* [RECORDS SUPPLIED]:
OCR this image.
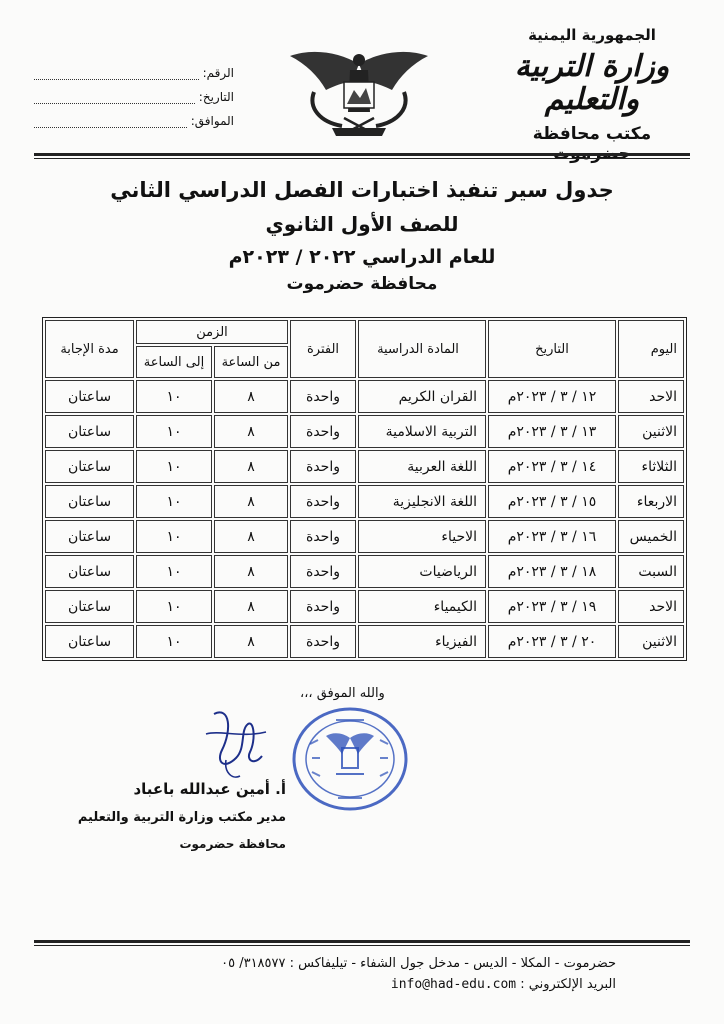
الجمهورية اليمنية
وزارة التربية والتعليم
مكتب محافظة حضرموت
الرقم:
التاريخ:
الموافق:
جدول سير تنفيذ اختبارات الفصل الدراسي الثاني
للصف الأول الثانوي
للعام الدراسي ٢٠٢٢ / ٢٠٢٣م
محافظة حضرموت
اليوم	التاريخ	المادة الدراسية	الفترة	الزمن		مدة الإجابة
				من الساعة	إلى الساعة	
الاحد	١٢ / ٣ / ٢٠٢٣م	القران الكريم	واحدة	٨	١٠	ساعتان
الاثنين	١٣ / ٣ / ٢٠٢٣م	التربية الاسلامية	واحدة	٨	١٠	ساعتان
الثلاثاء	١٤ / ٣ / ٢٠٢٣م	اللغة العربية	واحدة	٨	١٠	ساعتان
الاربعاء	١٥ / ٣ / ٢٠٢٣م	اللغة الانجليزية	واحدة	٨	١٠	ساعتان
الخميس	١٦ / ٣ / ٢٠٢٣م	الاحياء	واحدة	٨	١٠	ساعتان
السبت	١٨ / ٣ / ٢٠٢٣م	الرياضيات	واحدة	٨	١٠	ساعتان
الاحد	١٩ / ٣ / ٢٠٢٣م	الكيمياء	واحدة	٨	١٠	ساعتان
الاثنين	٢٠ / ٣ / ٢٠٢٣م	الفيزياء	واحدة	٨	١٠	ساعتان
والله الموفق ،،،
أ. أمين عبدالله باعباد
مدير مكتب وزارة التربية والتعليم
محافظة حضرموت
حضرموت - المكلا - الديس - مدخل جول الشفاء - تيليفاكس : ٣١٨٥٧٧/ ٠٥
البريد الإلكتروني : info@had-edu.com
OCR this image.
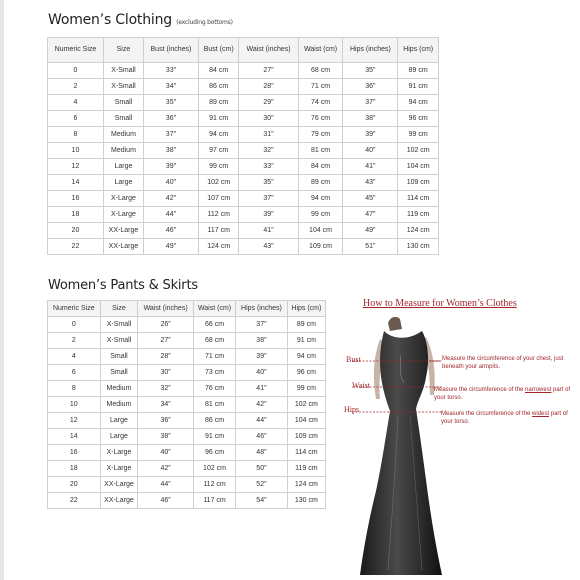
Women’s Clothing (excluding bottoms)
Numeric Size	Size	Bust (inches)	Bust (cm)	Waist (inches)	Waist (cm)	Hips (inches)	Hips (cm)
0	X-Small	33"	84 cm	27"	68 cm	35"	89 cm
2	X-Small	34"	86 cm	28"	71 cm	36"	91 cm
4	Small	35"	89 cm	29"	74 cm	37"	94 cm
6	Small	36"	91 cm	30"	76 cm	38"	96 cm
8	Medium	37"	94 cm	31"	79 cm	39"	99 cm
10	Medium	38"	97 cm	32"	81 cm	40"	102 cm
12	Large	39"	99 cm	33"	84 cm	41"	104 cm
14	Large	40"	102 cm	35"	89 cm	43"	109 cm
16	X-Large	42"	107 cm	37"	94 cm	45"	114 cm
18	X-Large	44"	112 cm	39"	99 cm	47"	119 cm
20	XX-Large	46"	117 cm	41"	104 cm	49"	124 cm
22	XX-Large	49"	124 cm	43"	109 cm	51"	130 cm
Women’s Pants & Skirts
Numeric Size	Size	Waist (inches)	Waist (cm)	Hips (inches)	Hips (cm)
0	X-Small	26"	66 cm	37"	89 cm
2	X-Small	27"	68 cm	38"	91 cm
4	Small	28"	71 cm	39"	94 cm
6	Small	30"	73 cm	40"	96 cm
8	Medium	32"	76 cm	41"	99 cm
10	Medium	34"	81 cm	42"	102 cm
12	Large	36"	86 cm	44"	104 cm
14	Large	38"	91 cm	46"	109 cm
16	X-Large	40"	96 cm	48"	114 cm
18	X-Large	42"	102 cm	50"	119 cm
20	XX-Large	44"	112 cm	52"	124 cm
22	XX-Large	46"	117 cm	54"	130 cm
How to Measure for Women’s Clothes
Bust
Waist
Hips
Measure the circumference of your chest, just beneath your armpits.
Measure the circumference of the narrowest part of your torso.
Measure the circumference of the widest part of your torso.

* [WRITTEN INSTRUCTION]:
Say how many lines of the listing above contain "Numeric", with no other words.

* [PROBLEM SOLUTION]:
2